→ Problem details
Tally how many lines hold the string "category". Your reply should be that number alone.

___ Source material ___

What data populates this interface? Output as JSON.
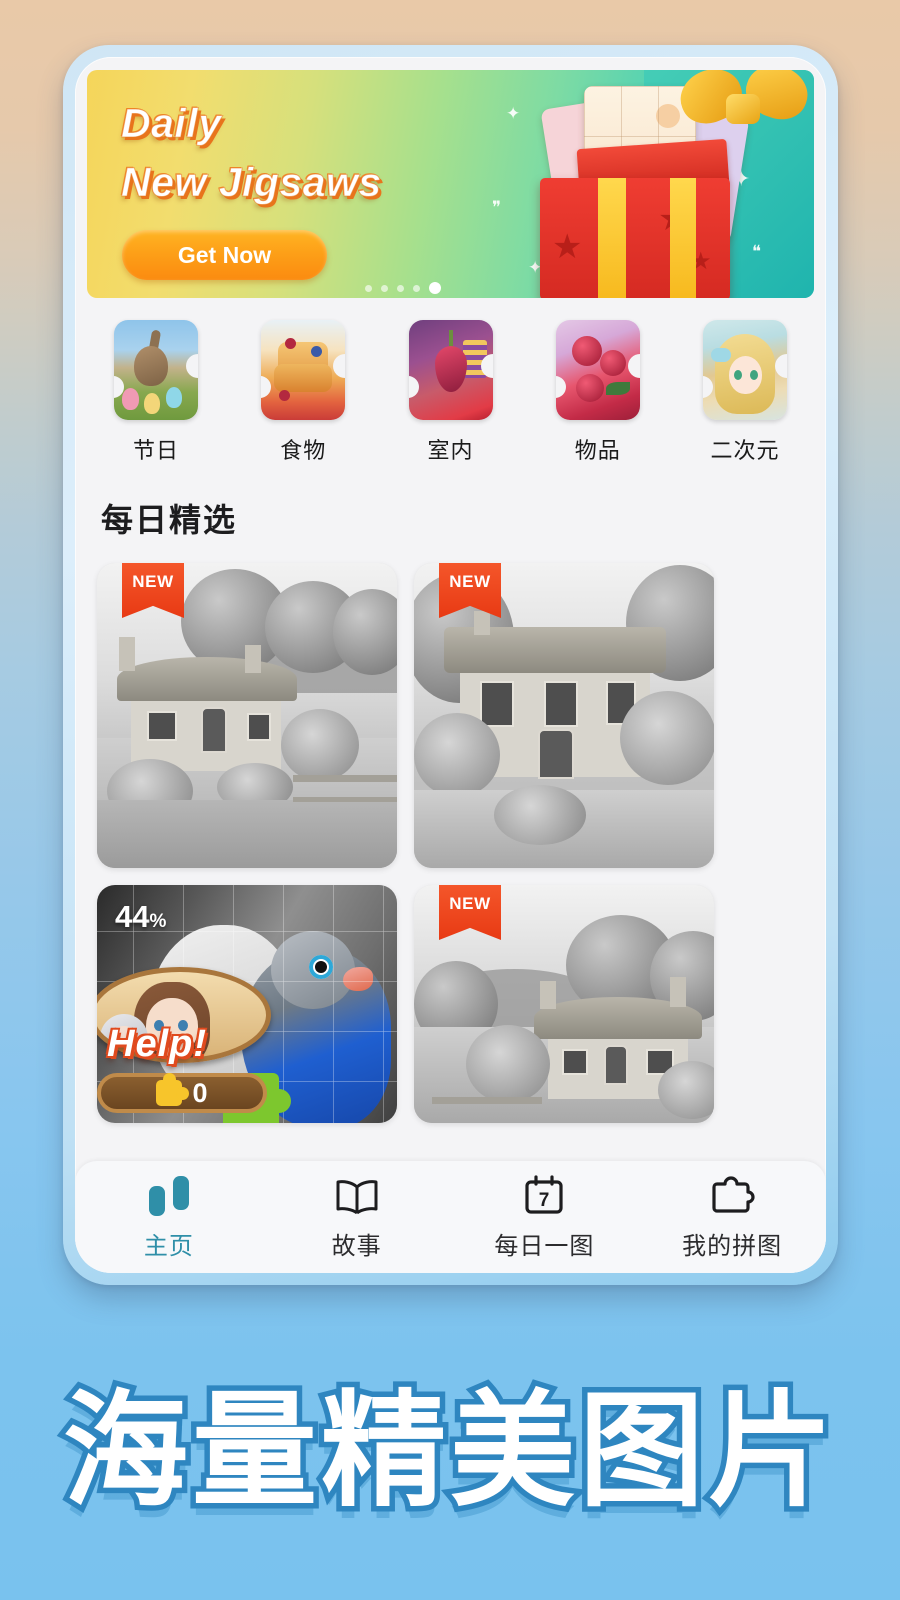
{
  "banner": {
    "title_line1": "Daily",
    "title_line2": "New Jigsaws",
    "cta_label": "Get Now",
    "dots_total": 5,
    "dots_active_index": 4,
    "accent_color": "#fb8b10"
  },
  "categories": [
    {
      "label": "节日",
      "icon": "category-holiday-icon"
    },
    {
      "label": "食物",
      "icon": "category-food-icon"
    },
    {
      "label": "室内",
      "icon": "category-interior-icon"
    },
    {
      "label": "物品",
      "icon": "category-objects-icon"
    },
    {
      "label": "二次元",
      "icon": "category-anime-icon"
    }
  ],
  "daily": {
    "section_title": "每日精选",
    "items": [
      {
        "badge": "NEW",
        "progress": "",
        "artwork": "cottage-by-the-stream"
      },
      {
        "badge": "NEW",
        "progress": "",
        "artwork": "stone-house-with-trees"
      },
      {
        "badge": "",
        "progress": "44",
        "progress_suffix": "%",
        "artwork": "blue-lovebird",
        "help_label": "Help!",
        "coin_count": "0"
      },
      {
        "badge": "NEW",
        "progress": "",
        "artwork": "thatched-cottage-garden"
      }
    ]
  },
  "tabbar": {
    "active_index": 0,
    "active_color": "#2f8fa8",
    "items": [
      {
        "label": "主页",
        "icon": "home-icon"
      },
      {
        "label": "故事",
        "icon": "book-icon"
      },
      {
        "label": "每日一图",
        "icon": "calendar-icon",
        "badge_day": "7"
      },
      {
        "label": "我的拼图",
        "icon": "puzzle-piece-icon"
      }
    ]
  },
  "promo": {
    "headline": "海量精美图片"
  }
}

___
___ Source material ___

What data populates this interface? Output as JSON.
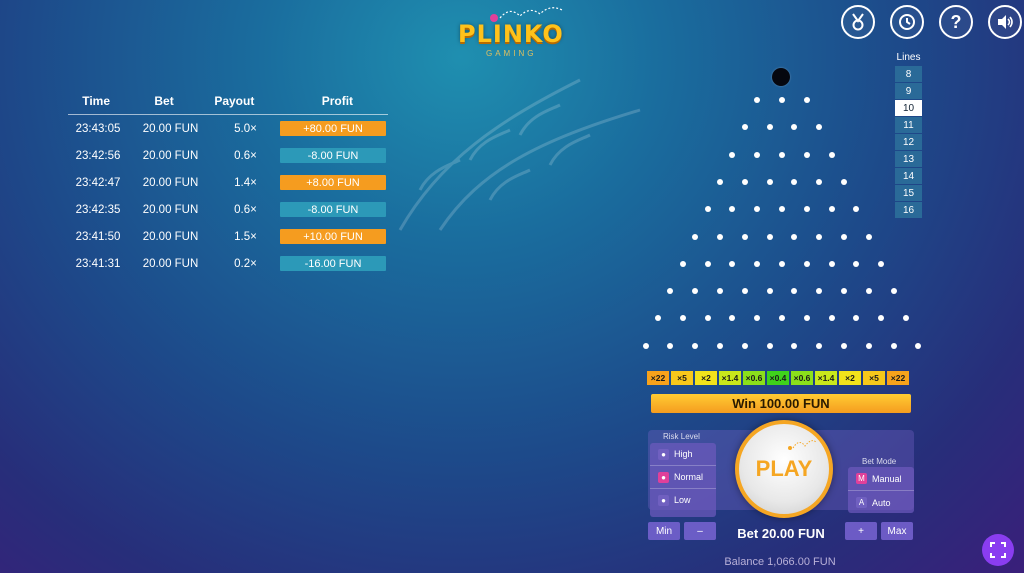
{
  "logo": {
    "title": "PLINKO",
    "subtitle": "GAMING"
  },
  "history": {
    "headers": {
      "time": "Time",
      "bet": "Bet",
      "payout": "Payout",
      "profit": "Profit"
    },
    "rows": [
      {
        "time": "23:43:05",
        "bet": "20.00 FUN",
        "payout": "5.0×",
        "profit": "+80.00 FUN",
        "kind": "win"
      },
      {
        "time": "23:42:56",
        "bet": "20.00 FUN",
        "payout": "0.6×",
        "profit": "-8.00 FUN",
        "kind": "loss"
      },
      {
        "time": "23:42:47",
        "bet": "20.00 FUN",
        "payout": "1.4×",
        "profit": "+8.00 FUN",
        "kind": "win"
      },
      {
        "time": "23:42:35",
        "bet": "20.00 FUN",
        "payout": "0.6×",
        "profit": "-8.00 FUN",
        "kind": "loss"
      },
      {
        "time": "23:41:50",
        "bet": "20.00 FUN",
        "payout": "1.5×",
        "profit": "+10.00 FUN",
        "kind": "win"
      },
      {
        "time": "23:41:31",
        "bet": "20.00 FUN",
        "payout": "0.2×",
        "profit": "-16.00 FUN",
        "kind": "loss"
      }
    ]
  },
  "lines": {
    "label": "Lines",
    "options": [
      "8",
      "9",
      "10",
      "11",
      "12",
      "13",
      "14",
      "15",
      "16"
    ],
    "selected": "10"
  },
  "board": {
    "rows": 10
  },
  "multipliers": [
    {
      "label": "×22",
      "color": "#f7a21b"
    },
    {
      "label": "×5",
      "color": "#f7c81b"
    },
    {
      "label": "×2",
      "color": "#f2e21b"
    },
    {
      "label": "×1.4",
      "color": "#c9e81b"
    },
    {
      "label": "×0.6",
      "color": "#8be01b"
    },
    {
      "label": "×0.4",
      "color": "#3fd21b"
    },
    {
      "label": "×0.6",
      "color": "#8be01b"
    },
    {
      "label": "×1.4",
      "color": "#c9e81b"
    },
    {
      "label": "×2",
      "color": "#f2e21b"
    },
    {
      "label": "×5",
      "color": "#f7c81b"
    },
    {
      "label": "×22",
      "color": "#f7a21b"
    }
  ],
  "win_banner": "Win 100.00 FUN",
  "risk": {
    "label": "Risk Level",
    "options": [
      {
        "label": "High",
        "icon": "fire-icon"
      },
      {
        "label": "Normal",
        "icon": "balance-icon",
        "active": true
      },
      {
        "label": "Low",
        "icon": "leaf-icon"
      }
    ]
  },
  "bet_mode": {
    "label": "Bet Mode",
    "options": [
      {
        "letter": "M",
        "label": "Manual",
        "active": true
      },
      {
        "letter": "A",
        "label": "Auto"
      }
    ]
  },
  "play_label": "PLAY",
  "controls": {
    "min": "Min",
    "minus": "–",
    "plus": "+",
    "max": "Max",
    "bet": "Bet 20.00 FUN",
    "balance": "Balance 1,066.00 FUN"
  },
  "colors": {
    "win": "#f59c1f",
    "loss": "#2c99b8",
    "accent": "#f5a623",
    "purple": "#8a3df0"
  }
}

___

→ Answer in full
5